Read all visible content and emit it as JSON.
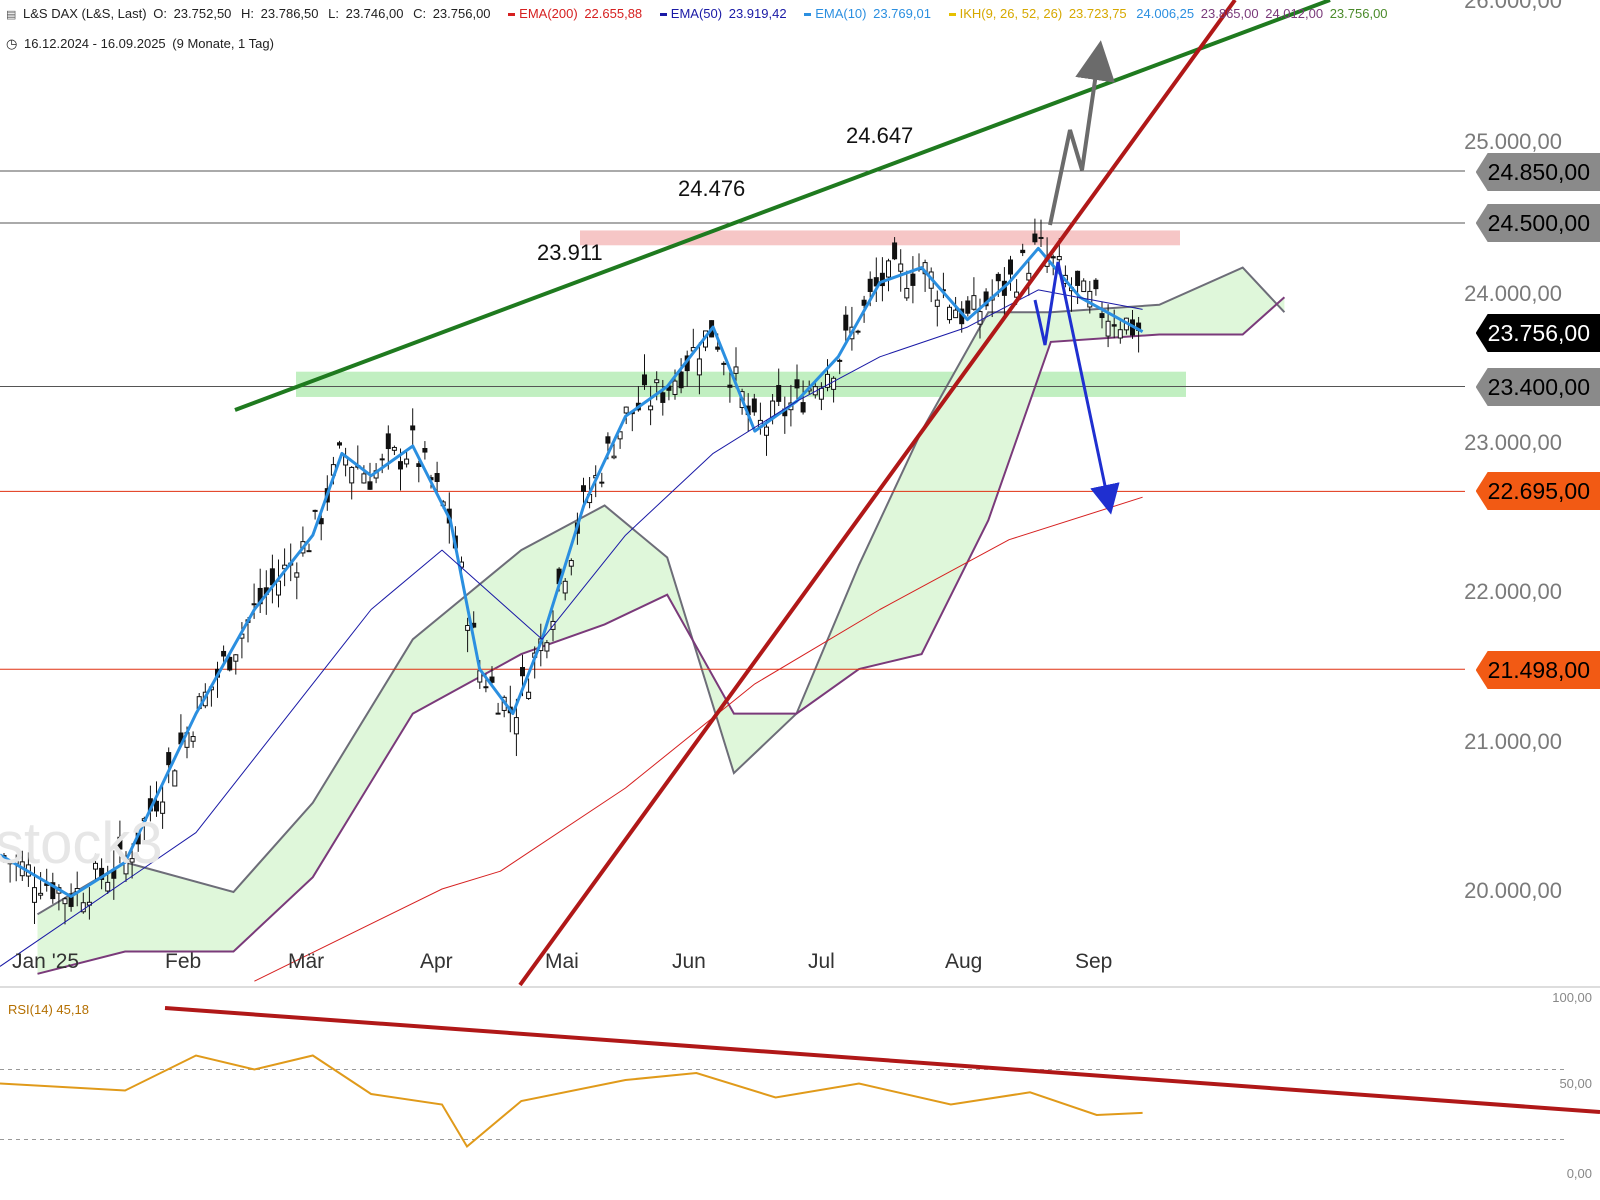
{
  "header": {
    "symbol_icon": "chart-icon",
    "instrument": "L&S DAX (L&S, Last)",
    "ohlc": [
      {
        "label": "O:",
        "value": "23.752,50"
      },
      {
        "label": "H:",
        "value": "23.786,50"
      },
      {
        "label": "L:",
        "value": "23.746,00"
      },
      {
        "label": "C:",
        "value": "23.756,00"
      }
    ],
    "indicators": [
      {
        "name": "EMA(200)",
        "value": "22.655,88",
        "color": "#d62020"
      },
      {
        "name": "EMA(50)",
        "value": "23.919,42",
        "color": "#1a1aa6"
      },
      {
        "name": "EMA(10)",
        "value": "23.769,01",
        "color": "#2b8fe0"
      },
      {
        "name": "IKH(9, 26, 52, 26)",
        "value": "23.723,75",
        "color": "#e6c000"
      }
    ],
    "ikh_values": [
      {
        "value": "24.006,25",
        "color": "#2b8fe0"
      },
      {
        "value": "23.865,00",
        "color": "#7a3a7a"
      },
      {
        "value": "24.012,00",
        "color": "#7a3a7a"
      },
      {
        "value": "23.756,00",
        "color": "#4a8a2a"
      }
    ],
    "clock_icon": "clock-icon",
    "range": "16.12.2024 - 16.09.2025",
    "period": "(9 Monate, 1 Tag)"
  },
  "y_axis_labels": [
    "26.000,00",
    "25.000,00",
    "24.000,00",
    "23.000,00",
    "22.000,00",
    "21.000,00",
    "20.000,00"
  ],
  "price_tags": [
    {
      "label": "24.850,00",
      "value": 24850,
      "bg": "#8a8a8a",
      "fg": "#000000"
    },
    {
      "label": "24.500,00",
      "value": 24500,
      "bg": "#8a8a8a",
      "fg": "#000000"
    },
    {
      "label": "23.756,00",
      "value": 23756,
      "bg": "#000000",
      "fg": "#ffffff"
    },
    {
      "label": "23.400,00",
      "value": 23400,
      "bg": "#8a8a8a",
      "fg": "#000000"
    },
    {
      "label": "22.695,00",
      "value": 22695,
      "bg": "#f25a14",
      "fg": "#000000"
    },
    {
      "label": "21.498,00",
      "value": 21498,
      "bg": "#f25a14",
      "fg": "#000000"
    }
  ],
  "months": [
    "Jan '25",
    "Feb",
    "Mär",
    "Apr",
    "Mai",
    "Jun",
    "Jul",
    "Aug",
    "Sep"
  ],
  "annotations": [
    "24.647",
    "24.476",
    "23.911"
  ],
  "watermark": "stock3",
  "rsi": {
    "legend": "RSI(14) 45,18",
    "labels": [
      "100,00",
      "50,00",
      "0,00"
    ]
  },
  "chart_data": {
    "type": "line",
    "title": "L&S DAX (L&S, Last)",
    "period": "16.12.2024 - 16.09.2025",
    "ylim": [
      19400,
      26000
    ],
    "grid": false,
    "horizontal_levels": [
      24850,
      24500,
      23400,
      22695,
      21498
    ],
    "series": [
      {
        "name": "EMA(10)",
        "x": [
          "2024-12-16",
          "2025-01-02",
          "2025-01-15",
          "2025-02-01",
          "2025-02-15",
          "2025-03-01",
          "2025-03-08",
          "2025-03-15",
          "2025-03-25",
          "2025-04-03",
          "2025-04-10",
          "2025-04-18",
          "2025-04-25",
          "2025-05-05",
          "2025-05-15",
          "2025-05-25",
          "2025-06-05",
          "2025-06-15",
          "2025-06-25",
          "2025-07-05",
          "2025-07-15",
          "2025-07-25",
          "2025-08-05",
          "2025-08-15",
          "2025-08-22",
          "2025-09-01",
          "2025-09-16"
        ],
        "values": [
          20250,
          19970,
          20200,
          21200,
          21900,
          22400,
          22950,
          22800,
          23000,
          22500,
          21500,
          21200,
          21700,
          22600,
          23200,
          23400,
          23800,
          23100,
          23300,
          23600,
          24100,
          24200,
          23850,
          24100,
          24330,
          24000,
          23769
        ]
      },
      {
        "name": "EMA(50)",
        "x": [
          "2024-12-16",
          "2025-02-01",
          "2025-03-15",
          "2025-04-01",
          "2025-04-25",
          "2025-05-15",
          "2025-06-05",
          "2025-06-25",
          "2025-07-15",
          "2025-08-05",
          "2025-08-22",
          "2025-09-16"
        ],
        "values": [
          19500,
          20400,
          21900,
          22300,
          21700,
          22400,
          22950,
          23300,
          23600,
          23800,
          24050,
          23919
        ]
      },
      {
        "name": "EMA(200)",
        "x": [
          "2025-02-15",
          "2025-04-01",
          "2025-04-15",
          "2025-05-15",
          "2025-06-15",
          "2025-07-15",
          "2025-08-15",
          "2025-09-16"
        ],
        "values": [
          19400,
          20020,
          20140,
          20700,
          21400,
          21900,
          22370,
          22656
        ]
      },
      {
        "name": "RSI(14)",
        "x": [
          "2024-12-16",
          "2025-01-15",
          "2025-02-01",
          "2025-02-15",
          "2025-03-01",
          "2025-03-15",
          "2025-04-01",
          "2025-04-07",
          "2025-04-20",
          "2025-05-15",
          "2025-06-01",
          "2025-06-20",
          "2025-07-10",
          "2025-08-01",
          "2025-08-20",
          "2025-09-05",
          "2025-09-16"
        ],
        "values": [
          62,
          58,
          78,
          70,
          78,
          56,
          50,
          26,
          52,
          64,
          68,
          54,
          62,
          50,
          57,
          44,
          45.18
        ]
      }
    ]
  }
}
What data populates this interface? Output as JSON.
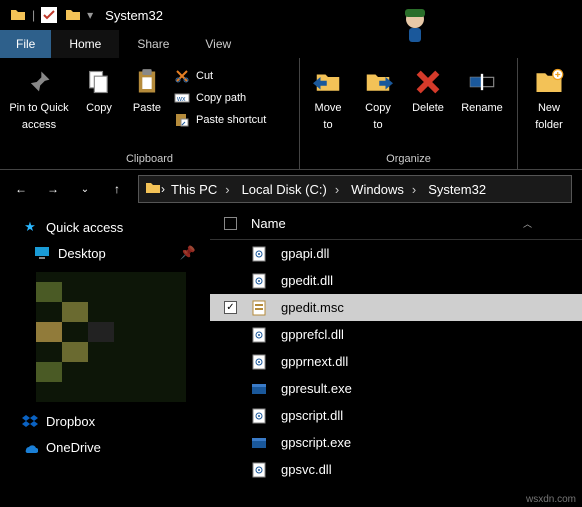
{
  "titlebar": {
    "title": "System32",
    "sep": "|",
    "dropdown": "▾"
  },
  "tabs": {
    "file": "File",
    "home": "Home",
    "share": "Share",
    "view": "View"
  },
  "ribbon": {
    "clipboard": {
      "title": "Clipboard",
      "pin_l1": "Pin to Quick",
      "pin_l2": "access",
      "copy": "Copy",
      "paste": "Paste",
      "cut": "Cut",
      "copypath": "Copy path",
      "pasteshortcut": "Paste shortcut"
    },
    "organize": {
      "title": "Organize",
      "move_l1": "Move",
      "move_l2": "to",
      "copy_l1": "Copy",
      "copy_l2": "to",
      "delete": "Delete",
      "rename": "Rename"
    },
    "new": {
      "folder_l1": "New",
      "folder_l2": "folder"
    }
  },
  "breadcrumbs": [
    "This PC",
    "Local Disk (C:)",
    "Windows",
    "System32"
  ],
  "nav": {
    "quick": "Quick access",
    "desktop": "Desktop",
    "dropbox": "Dropbox",
    "onedrive": "OneDrive"
  },
  "columns": {
    "name": "Name"
  },
  "files": [
    {
      "name": "gpapi.dll",
      "icon": "dll",
      "selected": false
    },
    {
      "name": "gpedit.dll",
      "icon": "dll",
      "selected": false
    },
    {
      "name": "gpedit.msc",
      "icon": "msc",
      "selected": true
    },
    {
      "name": "gpprefcl.dll",
      "icon": "dll",
      "selected": false
    },
    {
      "name": "gpprnext.dll",
      "icon": "dll",
      "selected": false
    },
    {
      "name": "gpresult.exe",
      "icon": "exe",
      "selected": false
    },
    {
      "name": "gpscript.dll",
      "icon": "dll",
      "selected": false
    },
    {
      "name": "gpscript.exe",
      "icon": "exe",
      "selected": false
    },
    {
      "name": "gpsvc.dll",
      "icon": "dll",
      "selected": false
    }
  ],
  "watermark": "wsxdn.com",
  "glyph": {
    "check": "✓",
    "chev": "›",
    "chevdown": "⌄",
    "back": "←",
    "fwd": "→",
    "up": "↑",
    "star": "★",
    "pin": "📌"
  }
}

→ **THE REQUEST**
Transcribe all the records above word for word, without their images.

→ **SOLUTION TO THIS TASK**
Read all visible content and emit it as JSON.
{
  "header": {
    "symbol_icon": "chart-icon",
    "instrument": "L&S DAX (L&S, Last)",
    "ohlc": [
      {
        "label": "O:",
        "value": "23.752,50"
      },
      {
        "label": "H:",
        "value": "23.786,50"
      },
      {
        "label": "L:",
        "value": "23.746,00"
      },
      {
        "label": "C:",
        "value": "23.756,00"
      }
    ],
    "indicators": [
      {
        "name": "EMA(200)",
        "value": "22.655,88",
        "color": "#d62020"
      },
      {
        "name": "EMA(50)",
        "value": "23.919,42",
        "color": "#1a1aa6"
      },
      {
        "name": "EMA(10)",
        "value": "23.769,01",
        "color": "#2b8fe0"
      },
      {
        "name": "IKH(9, 26, 52, 26)",
        "value": "23.723,75",
        "color": "#e6c000"
      }
    ],
    "ikh_values": [
      {
        "value": "24.006,25",
        "color": "#2b8fe0"
      },
      {
        "value": "23.865,00",
        "color": "#7a3a7a"
      },
      {
        "value": "24.012,00",
        "color": "#7a3a7a"
      },
      {
        "value": "23.756,00",
        "color": "#4a8a2a"
      }
    ],
    "clock_icon": "clock-icon",
    "range": "16.12.2024 - 16.09.2025",
    "period": "(9 Monate, 1 Tag)"
  },
  "y_axis_labels": [
    "26.000,00",
    "25.000,00",
    "24.000,00",
    "23.000,00",
    "22.000,00",
    "21.000,00",
    "20.000,00"
  ],
  "price_tags": [
    {
      "label": "24.850,00",
      "value": 24850,
      "bg": "#8a8a8a",
      "fg": "#000000"
    },
    {
      "label": "24.500,00",
      "value": 24500,
      "bg": "#8a8a8a",
      "fg": "#000000"
    },
    {
      "label": "23.756,00",
      "value": 23756,
      "bg": "#000000",
      "fg": "#ffffff"
    },
    {
      "label": "23.400,00",
      "value": 23400,
      "bg": "#8a8a8a",
      "fg": "#000000"
    },
    {
      "label": "22.695,00",
      "value": 22695,
      "bg": "#f25a14",
      "fg": "#000000"
    },
    {
      "label": "21.498,00",
      "value": 21498,
      "bg": "#f25a14",
      "fg": "#000000"
    }
  ],
  "months": [
    "Jan '25",
    "Feb",
    "Mär",
    "Apr",
    "Mai",
    "Jun",
    "Jul",
    "Aug",
    "Sep"
  ],
  "annotations": [
    "24.647",
    "24.476",
    "23.911"
  ],
  "watermark": "stock3",
  "rsi": {
    "legend": "RSI(14) 45,18",
    "labels": [
      "100,00",
      "50,00",
      "0,00"
    ]
  },
  "chart_data": {
    "type": "line",
    "title": "L&S DAX (L&S, Last)",
    "period": "16.12.2024 - 16.09.2025",
    "ylim": [
      19400,
      26000
    ],
    "grid": false,
    "horizontal_levels": [
      24850,
      24500,
      23400,
      22695,
      21498
    ],
    "series": [
      {
        "name": "EMA(10)",
        "x": [
          "2024-12-16",
          "2025-01-02",
          "2025-01-15",
          "2025-02-01",
          "2025-02-15",
          "2025-03-01",
          "2025-03-08",
          "2025-03-15",
          "2025-03-25",
          "2025-04-03",
          "2025-04-10",
          "2025-04-18",
          "2025-04-25",
          "2025-05-05",
          "2025-05-15",
          "2025-05-25",
          "2025-06-05",
          "2025-06-15",
          "2025-06-25",
          "2025-07-05",
          "2025-07-15",
          "2025-07-25",
          "2025-08-05",
          "2025-08-15",
          "2025-08-22",
          "2025-09-01",
          "2025-09-16"
        ],
        "values": [
          20250,
          19970,
          20200,
          21200,
          21900,
          22400,
          22950,
          22800,
          23000,
          22500,
          21500,
          21200,
          21700,
          22600,
          23200,
          23400,
          23800,
          23100,
          23300,
          23600,
          24100,
          24200,
          23850,
          24100,
          24330,
          24000,
          23769
        ]
      },
      {
        "name": "EMA(50)",
        "x": [
          "2024-12-16",
          "2025-02-01",
          "2025-03-15",
          "2025-04-01",
          "2025-04-25",
          "2025-05-15",
          "2025-06-05",
          "2025-06-25",
          "2025-07-15",
          "2025-08-05",
          "2025-08-22",
          "2025-09-16"
        ],
        "values": [
          19500,
          20400,
          21900,
          22300,
          21700,
          22400,
          22950,
          23300,
          23600,
          23800,
          24050,
          23919
        ]
      },
      {
        "name": "EMA(200)",
        "x": [
          "2025-02-15",
          "2025-04-01",
          "2025-04-15",
          "2025-05-15",
          "2025-06-15",
          "2025-07-15",
          "2025-08-15",
          "2025-09-16"
        ],
        "values": [
          19400,
          20020,
          20140,
          20700,
          21400,
          21900,
          22370,
          22656
        ]
      },
      {
        "name": "RSI(14)",
        "x": [
          "2024-12-16",
          "2025-01-15",
          "2025-02-01",
          "2025-02-15",
          "2025-03-01",
          "2025-03-15",
          "2025-04-01",
          "2025-04-07",
          "2025-04-20",
          "2025-05-15",
          "2025-06-01",
          "2025-06-20",
          "2025-07-10",
          "2025-08-01",
          "2025-08-20",
          "2025-09-05",
          "2025-09-16"
        ],
        "values": [
          62,
          58,
          78,
          70,
          78,
          56,
          50,
          26,
          52,
          64,
          68,
          54,
          62,
          50,
          57,
          44,
          45.18
        ]
      }
    ]
  }
}
What data populates this interface? Output as JSON.
{
  "titlebar": {
    "title": "System32",
    "sep": "|",
    "dropdown": "▾"
  },
  "tabs": {
    "file": "File",
    "home": "Home",
    "share": "Share",
    "view": "View"
  },
  "ribbon": {
    "clipboard": {
      "title": "Clipboard",
      "pin_l1": "Pin to Quick",
      "pin_l2": "access",
      "copy": "Copy",
      "paste": "Paste",
      "cut": "Cut",
      "copypath": "Copy path",
      "pasteshortcut": "Paste shortcut"
    },
    "organize": {
      "title": "Organize",
      "move_l1": "Move",
      "move_l2": "to",
      "copy_l1": "Copy",
      "copy_l2": "to",
      "delete": "Delete",
      "rename": "Rename"
    },
    "new": {
      "folder_l1": "New",
      "folder_l2": "folder"
    }
  },
  "breadcrumbs": [
    "This PC",
    "Local Disk (C:)",
    "Windows",
    "System32"
  ],
  "nav": {
    "quick": "Quick access",
    "desktop": "Desktop",
    "dropbox": "Dropbox",
    "onedrive": "OneDrive"
  },
  "columns": {
    "name": "Name"
  },
  "files": [
    {
      "name": "gpapi.dll",
      "icon": "dll",
      "selected": false
    },
    {
      "name": "gpedit.dll",
      "icon": "dll",
      "selected": false
    },
    {
      "name": "gpedit.msc",
      "icon": "msc",
      "selected": true
    },
    {
      "name": "gpprefcl.dll",
      "icon": "dll",
      "selected": false
    },
    {
      "name": "gpprnext.dll",
      "icon": "dll",
      "selected": false
    },
    {
      "name": "gpresult.exe",
      "icon": "exe",
      "selected": false
    },
    {
      "name": "gpscript.dll",
      "icon": "dll",
      "selected": false
    },
    {
      "name": "gpscript.exe",
      "icon": "exe",
      "selected": false
    },
    {
      "name": "gpsvc.dll",
      "icon": "dll",
      "selected": false
    }
  ],
  "watermark": "wsxdn.com",
  "glyph": {
    "check": "✓",
    "chev": "›",
    "chevdown": "⌄",
    "back": "←",
    "fwd": "→",
    "up": "↑",
    "star": "★",
    "pin": "📌"
  }
}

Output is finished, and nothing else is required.